Your instructions: Format every line of the data below as a JSON list of strings, one string per line, leaving out any blank lines.

Information supplied:
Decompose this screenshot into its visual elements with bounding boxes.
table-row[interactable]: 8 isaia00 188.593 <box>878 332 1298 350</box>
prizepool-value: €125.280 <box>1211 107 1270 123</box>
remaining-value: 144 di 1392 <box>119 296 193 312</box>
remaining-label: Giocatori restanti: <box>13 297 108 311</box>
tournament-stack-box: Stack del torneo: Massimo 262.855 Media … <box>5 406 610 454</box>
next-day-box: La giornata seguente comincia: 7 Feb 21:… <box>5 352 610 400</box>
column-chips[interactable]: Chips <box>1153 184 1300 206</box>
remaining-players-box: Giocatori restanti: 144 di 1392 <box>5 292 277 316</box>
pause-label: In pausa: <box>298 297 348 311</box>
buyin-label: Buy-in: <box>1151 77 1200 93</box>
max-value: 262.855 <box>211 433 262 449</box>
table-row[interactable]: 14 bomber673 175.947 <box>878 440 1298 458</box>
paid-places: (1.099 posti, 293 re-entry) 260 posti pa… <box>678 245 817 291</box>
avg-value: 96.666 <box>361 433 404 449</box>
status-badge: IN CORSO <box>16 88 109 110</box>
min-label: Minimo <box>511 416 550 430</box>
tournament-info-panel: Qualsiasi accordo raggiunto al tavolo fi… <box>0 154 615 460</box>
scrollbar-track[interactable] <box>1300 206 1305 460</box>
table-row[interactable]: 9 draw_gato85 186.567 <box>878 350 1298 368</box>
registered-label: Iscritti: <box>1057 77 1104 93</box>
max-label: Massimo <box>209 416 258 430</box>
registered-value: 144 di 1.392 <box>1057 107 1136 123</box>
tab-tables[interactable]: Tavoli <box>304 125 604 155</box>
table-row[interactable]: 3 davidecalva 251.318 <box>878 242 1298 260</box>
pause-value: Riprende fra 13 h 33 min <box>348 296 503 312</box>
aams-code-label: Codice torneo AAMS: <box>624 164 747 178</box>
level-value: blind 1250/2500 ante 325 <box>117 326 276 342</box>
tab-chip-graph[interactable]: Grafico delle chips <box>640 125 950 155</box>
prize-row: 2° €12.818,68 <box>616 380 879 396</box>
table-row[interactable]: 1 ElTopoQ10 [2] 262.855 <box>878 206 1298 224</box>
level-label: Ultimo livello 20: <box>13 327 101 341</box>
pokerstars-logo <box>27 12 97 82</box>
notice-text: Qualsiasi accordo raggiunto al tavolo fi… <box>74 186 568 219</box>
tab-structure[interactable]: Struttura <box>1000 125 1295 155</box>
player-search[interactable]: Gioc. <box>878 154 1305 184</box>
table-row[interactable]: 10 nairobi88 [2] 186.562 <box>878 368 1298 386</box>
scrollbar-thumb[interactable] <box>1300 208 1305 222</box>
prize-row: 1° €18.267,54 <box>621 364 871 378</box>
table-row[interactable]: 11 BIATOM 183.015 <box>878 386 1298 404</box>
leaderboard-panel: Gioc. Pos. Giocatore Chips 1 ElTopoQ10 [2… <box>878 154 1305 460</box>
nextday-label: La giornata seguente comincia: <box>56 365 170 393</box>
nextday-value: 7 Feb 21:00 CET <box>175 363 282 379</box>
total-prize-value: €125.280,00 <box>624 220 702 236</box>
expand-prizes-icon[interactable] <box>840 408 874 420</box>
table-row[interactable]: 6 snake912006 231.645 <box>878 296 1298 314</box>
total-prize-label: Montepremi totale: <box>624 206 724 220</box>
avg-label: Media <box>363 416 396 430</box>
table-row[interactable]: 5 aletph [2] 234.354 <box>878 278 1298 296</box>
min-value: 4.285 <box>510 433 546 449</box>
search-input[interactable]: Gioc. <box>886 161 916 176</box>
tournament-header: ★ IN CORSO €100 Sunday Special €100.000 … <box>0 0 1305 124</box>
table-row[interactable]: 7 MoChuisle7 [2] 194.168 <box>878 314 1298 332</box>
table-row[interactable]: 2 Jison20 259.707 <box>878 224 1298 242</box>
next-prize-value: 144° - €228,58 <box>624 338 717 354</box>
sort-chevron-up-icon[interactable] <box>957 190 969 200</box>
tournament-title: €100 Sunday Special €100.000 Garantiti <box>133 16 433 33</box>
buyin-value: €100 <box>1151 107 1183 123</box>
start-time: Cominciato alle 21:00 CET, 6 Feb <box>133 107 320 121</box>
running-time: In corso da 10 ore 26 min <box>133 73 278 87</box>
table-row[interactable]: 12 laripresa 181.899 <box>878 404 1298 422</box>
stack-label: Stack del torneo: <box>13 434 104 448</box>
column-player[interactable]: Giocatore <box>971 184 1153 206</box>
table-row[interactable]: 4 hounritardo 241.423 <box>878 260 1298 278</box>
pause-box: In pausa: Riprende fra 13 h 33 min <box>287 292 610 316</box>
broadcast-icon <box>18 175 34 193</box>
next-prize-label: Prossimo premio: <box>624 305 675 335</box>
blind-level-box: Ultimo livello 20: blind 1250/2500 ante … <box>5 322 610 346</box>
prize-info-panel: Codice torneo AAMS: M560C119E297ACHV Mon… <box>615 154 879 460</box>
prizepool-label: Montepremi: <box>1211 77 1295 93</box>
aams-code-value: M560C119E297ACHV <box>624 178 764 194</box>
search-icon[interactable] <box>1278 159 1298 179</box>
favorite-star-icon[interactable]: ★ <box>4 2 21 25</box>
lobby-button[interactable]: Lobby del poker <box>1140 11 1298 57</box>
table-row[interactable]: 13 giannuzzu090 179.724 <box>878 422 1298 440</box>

Result for this task:
[
  "Decompose this screenshot into its visual elements with bounding boxes.",
  "table-row[interactable]: 8 isaia00 188.593 <box>878 332 1298 350</box>",
  "prizepool-value: €125.280 <box>1211 107 1270 123</box>",
  "remaining-value: 144 di 1392 <box>119 296 193 312</box>",
  "remaining-label: Giocatori restanti: <box>13 297 108 311</box>",
  "tournament-stack-box: Stack del torneo: Massimo 262.855 Media … <box>5 406 610 454</box>",
  "next-day-box: La giornata seguente comincia: 7 Feb 21:… <box>5 352 610 400</box>",
  "column-chips[interactable]: Chips <box>1153 184 1300 206</box>",
  "remaining-players-box: Giocatori restanti: 144 di 1392 <box>5 292 277 316</box>",
  "pause-label: In pausa: <box>298 297 348 311</box>",
  "buyin-label: Buy-in: <box>1151 77 1200 93</box>",
  "max-value: 262.855 <box>211 433 262 449</box>",
  "table-row[interactable]: 14 bomber673 175.947 <box>878 440 1298 458</box>",
  "paid-places: (1.099 posti, 293 re-entry) 260 posti pa… <box>678 245 817 291</box>",
  "avg-value: 96.666 <box>361 433 404 449</box>",
  "status-badge: IN CORSO <box>16 88 109 110</box>",
  "min-label: Minimo <box>511 416 550 430</box>",
  "tournament-info-panel: Qualsiasi accordo raggiunto al tavolo fi… <box>0 154 615 460</box>",
  "scrollbar-track[interactable] <box>1300 206 1305 460</box>",
  "table-row[interactable]: 9 draw_gato85 186.567 <box>878 350 1298 368</box>",
  "registered-label: Iscritti: <box>1057 77 1104 93</box>",
  "max-label: Massimo <box>209 416 258 430</box>",
  "registered-value: 144 di 1.392 <box>1057 107 1136 123</box>",
  "tab-tables[interactable]: Tavoli <box>304 125 604 155</box>",
  "table-row[interactable]: 3 davidecalva 251.318 <box>878 242 1298 260</box>",
  "pause-value: Riprende fra 13 h 33 min <box>348 296 503 312</box>",
  "aams-code-label: Codice torneo AAMS: <box>624 164 747 178</box>",
  "level-value: blind 1250/2500 ante 325 <box>117 326 276 342</box>",
  "tab-chip-graph[interactable]: Grafico delle chips <box>640 125 950 155</box>",
  "prize-row: 2° €12.818,68 <box>616 380 879 396</box>",
  "table-row[interactable]: 1 ElTopoQ10 [2] 262.855 <box>878 206 1298 224</box>",
  "level-label: Ultimo livello 20: <box>13 327 101 341</box>",
  "pokerstars-logo <box>27 12 97 82</box>",
  "notice-text: Qualsiasi accordo raggiunto al tavolo fi… <box>74 186 568 219</box>",
  "tab-structure[interactable]: Struttura <box>1000 125 1295 155</box>",
  "player-search[interactable]: Gioc. <box>878 154 1305 184</box>",
  "table-row[interactable]: 10 nairobi88 [2] 186.562 <box>878 368 1298 386</box>",
  "scrollbar-thumb[interactable] <box>1300 208 1305 222</box>",
  "prize-row: 1° €18.267,54 <box>621 364 871 378</box>",
  "table-row[interactable]: 11 BIATOM 183.015 <box>878 386 1298 404</box>",
  "leaderboard-panel: Gioc. Pos. Giocatore Chips 1 ElTopoQ10 [2… <box>878 154 1305 460</box>",
  "nextday-label: La giornata seguente comincia: <box>56 365 170 393</box>",
  "nextday-value: 7 Feb 21:00 CET <box>175 363 282 379</box>",
  "total-prize-value: €125.280,00 <box>624 220 702 236</box>",
  "expand-prizes-icon[interactable] <box>840 408 874 420</box>",
  "table-row[interactable]: 6 snake912006 231.645 <box>878 296 1298 314</box>",
  "total-prize-label: Montepremi totale: <box>624 206 724 220</box>",
  "avg-label: Media <box>363 416 396 430</box>",
  "table-row[interactable]: 5 aletph [2] 234.354 <box>878 278 1298 296</box>",
  "min-value: 4.285 <box>510 433 546 449</box>",
  "search-input[interactable]: Gioc. <box>886 161 916 176</box>",
  "tournament-header: ★ IN CORSO €100 Sunday Special €100.000 … <box>0 0 1305 124</box>",
  "table-row[interactable]: 7 MoChuisle7 [2] 194.168 <box>878 314 1298 332</box>",
  "table-row[interactable]: 2 Jison20 259.707 <box>878 224 1298 242</box>",
  "next-prize-value: 144° - €228,58 <box>624 338 717 354</box>",
  "sort-chevron-up-icon[interactable] <box>957 190 969 200</box>",
  "tournament-title: €100 Sunday Special €100.000 Garantiti <box>133 16 433 33</box>",
  "buyin-value: €100 <box>1151 107 1183 123</box>",
  "start-time: Cominciato alle 21:00 CET, 6 Feb <box>133 107 320 121</box>",
  "running-time: In corso da 10 ore 26 min <box>133 73 278 87</box>",
  "table-row[interactable]: 12 laripresa 181.899 <box>878 404 1298 422</box>",
  "stack-label: Stack del torneo: <box>13 434 104 448</box>",
  "column-player[interactable]: Giocatore <box>971 184 1153 206</box>",
  "table-row[interactable]: 4 hounritardo 241.423 <box>878 260 1298 278</box>",
  "pause-box: In pausa: Riprende fra 13 h 33 min <box>287 292 610 316</box>",
  "broadcast-icon <box>18 175 34 193</box>",
  "next-prize-label: Prossimo premio: <box>624 305 675 335</box>",
  "blind-level-box: Ultimo livello 20: blind 1250/2500 ante … <box>5 322 610 346</box>",
  "prize-info-panel: Codice torneo AAMS: M560C119E297ACHV Mon… <box>615 154 879 460</box>",
  "prizepool-label: Montepremi: <box>1211 77 1295 93</box>",
  "aams-code-value: M560C119E297ACHV <box>624 178 764 194</box>",
  "search-icon[interactable] <box>1278 159 1298 179</box>",
  "favorite-star-icon[interactable]: ★ <box>4 2 21 25</box>",
  "lobby-button[interactable]: Lobby del poker <box>1140 11 1298 57</box>",
  "table-row[interactable]: 13 giannuzzu090 179.724 <box>878 422 1298 440</box>"
]